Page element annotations

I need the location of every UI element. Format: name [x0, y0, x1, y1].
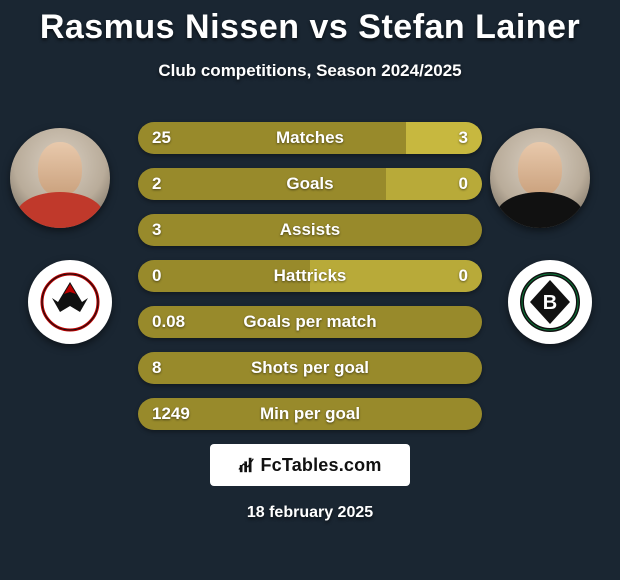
stat-bar-left: 25 — [138, 122, 406, 154]
eagle-crest-icon — [40, 272, 100, 332]
stat-value-right: 0 — [459, 174, 468, 194]
stat-bar-right: 0 — [386, 168, 482, 200]
page-title: Rasmus Nissen vs Stefan Lainer — [0, 0, 620, 47]
stat-value-left: 3 — [152, 220, 161, 240]
watermark-text: FcTables.com — [260, 455, 381, 476]
svg-text:B: B — [543, 292, 557, 314]
title-player-left: Rasmus Nissen — [40, 8, 300, 46]
watermark: FcTables.com — [210, 444, 410, 486]
stat-bar-left: 0 — [138, 260, 310, 292]
bar-chart-icon — [238, 456, 256, 474]
stat-value-left: 2 — [152, 174, 161, 194]
stat-row: 1249Min per goal — [138, 398, 482, 430]
stat-value-right: 0 — [459, 266, 468, 286]
player-right-avatar — [490, 128, 590, 228]
stat-row: 0.08Goals per match — [138, 306, 482, 338]
stat-bar-left: 8 — [138, 352, 482, 384]
stat-bar-left: 2 — [138, 168, 386, 200]
stat-value-left: 8 — [152, 358, 161, 378]
club-crest-left — [28, 260, 112, 344]
stat-value-left: 25 — [152, 128, 171, 148]
stat-bar-left: 3 — [138, 214, 482, 246]
stat-bar-right: 0 — [310, 260, 482, 292]
stat-row: 8Shots per goal — [138, 352, 482, 384]
stat-value-left: 0.08 — [152, 312, 185, 332]
infographic-date: 18 february 2025 — [0, 504, 620, 522]
stat-row: 00Hattricks — [138, 260, 482, 292]
stat-value-left: 1249 — [152, 404, 190, 424]
club-crest-right: B — [508, 260, 592, 344]
stat-bar-left: 0.08 — [138, 306, 482, 338]
stat-value-right: 3 — [459, 128, 468, 148]
title-vs: vs — [310, 8, 349, 46]
stat-bar-left: 1249 — [138, 398, 482, 430]
player-left-avatar — [10, 128, 110, 228]
stat-bar-right: 3 — [406, 122, 482, 154]
stat-value-left: 0 — [152, 266, 161, 286]
stats-table: 253Matches20Goals3Assists00Hattricks0.08… — [138, 122, 482, 444]
title-player-right: Stefan Lainer — [358, 8, 580, 46]
stat-row: 3Assists — [138, 214, 482, 246]
stat-row: 253Matches — [138, 122, 482, 154]
stat-row: 20Goals — [138, 168, 482, 200]
diamond-b-crest-icon: B — [520, 272, 580, 332]
subtitle: Club competitions, Season 2024/2025 — [0, 61, 620, 81]
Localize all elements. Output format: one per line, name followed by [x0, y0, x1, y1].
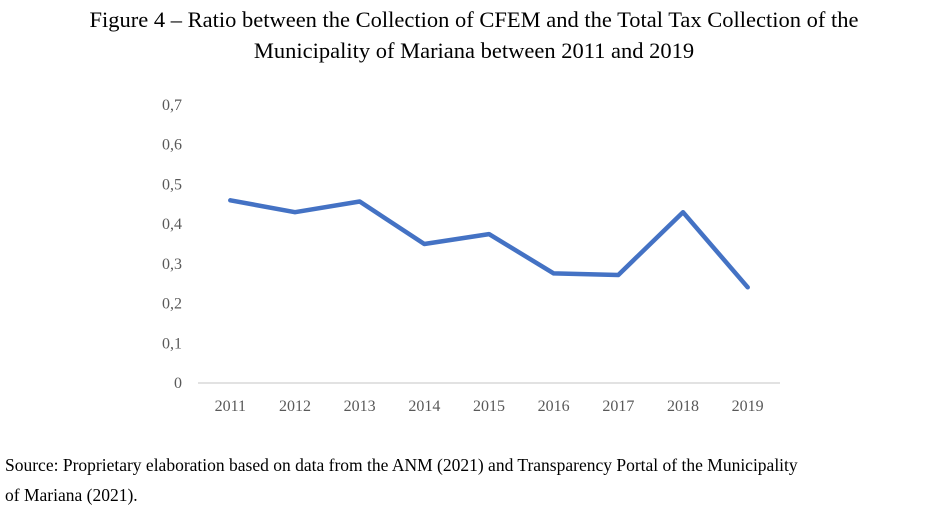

WHAT YOU SHOULD DO:
Reproduce the listing above verbatim, omitting the pictures.

EXERCISE RESULT:
I need the location of every UI element. Format: name [x0, y0, x1, y1].
stat-bar-left: 25 — [138, 122, 406, 154]
eagle-crest-icon — [40, 272, 100, 332]
stat-value-right: 0 — [459, 174, 468, 194]
stat-bar-right: 0 — [386, 168, 482, 200]
page-title: Rasmus Nissen vs Stefan Lainer — [0, 0, 620, 47]
stat-value-left: 3 — [152, 220, 161, 240]
watermark-text: FcTables.com — [260, 455, 381, 476]
svg-text:B: B — [543, 292, 557, 314]
title-player-left: Rasmus Nissen — [40, 8, 300, 46]
watermark: FcTables.com — [210, 444, 410, 486]
stat-bar-left: 0 — [138, 260, 310, 292]
bar-chart-icon — [238, 456, 256, 474]
stat-value-left: 2 — [152, 174, 161, 194]
stat-row: 1249Min per goal — [138, 398, 482, 430]
stat-value-right: 0 — [459, 266, 468, 286]
player-right-avatar — [490, 128, 590, 228]
stat-row: 0.08Goals per match — [138, 306, 482, 338]
stat-bar-left: 8 — [138, 352, 482, 384]
stat-bar-left: 2 — [138, 168, 386, 200]
stat-value-left: 8 — [152, 358, 161, 378]
club-crest-left — [28, 260, 112, 344]
stat-value-left: 25 — [152, 128, 171, 148]
stat-bar-left: 3 — [138, 214, 482, 246]
stat-bar-right: 0 — [310, 260, 482, 292]
stat-row: 8Shots per goal — [138, 352, 482, 384]
stat-value-left: 0.08 — [152, 312, 185, 332]
infographic-date: 18 february 2025 — [0, 504, 620, 522]
stat-row: 00Hattricks — [138, 260, 482, 292]
stat-value-left: 1249 — [152, 404, 190, 424]
club-crest-right: B — [508, 260, 592, 344]
stat-bar-left: 0.08 — [138, 306, 482, 338]
stat-value-right: 3 — [459, 128, 468, 148]
title-vs: vs — [310, 8, 349, 46]
stat-bar-left: 1249 — [138, 398, 482, 430]
player-left-avatar — [10, 128, 110, 228]
stat-bar-right: 3 — [406, 122, 482, 154]
stat-value-left: 0 — [152, 266, 161, 286]
stats-table: 253Matches20Goals3Assists00Hattricks0.08… — [138, 122, 482, 444]
title-player-right: Stefan Lainer — [358, 8, 580, 46]
stat-row: 3Assists — [138, 214, 482, 246]
stat-row: 253Matches — [138, 122, 482, 154]
stat-row: 20Goals — [138, 168, 482, 200]
diamond-b-crest-icon: B — [520, 272, 580, 332]
subtitle: Club competitions, Season 2024/2025 — [0, 61, 620, 81]
Localize all elements. Output format: one per line, name followed by [x0, y0, x1, y1].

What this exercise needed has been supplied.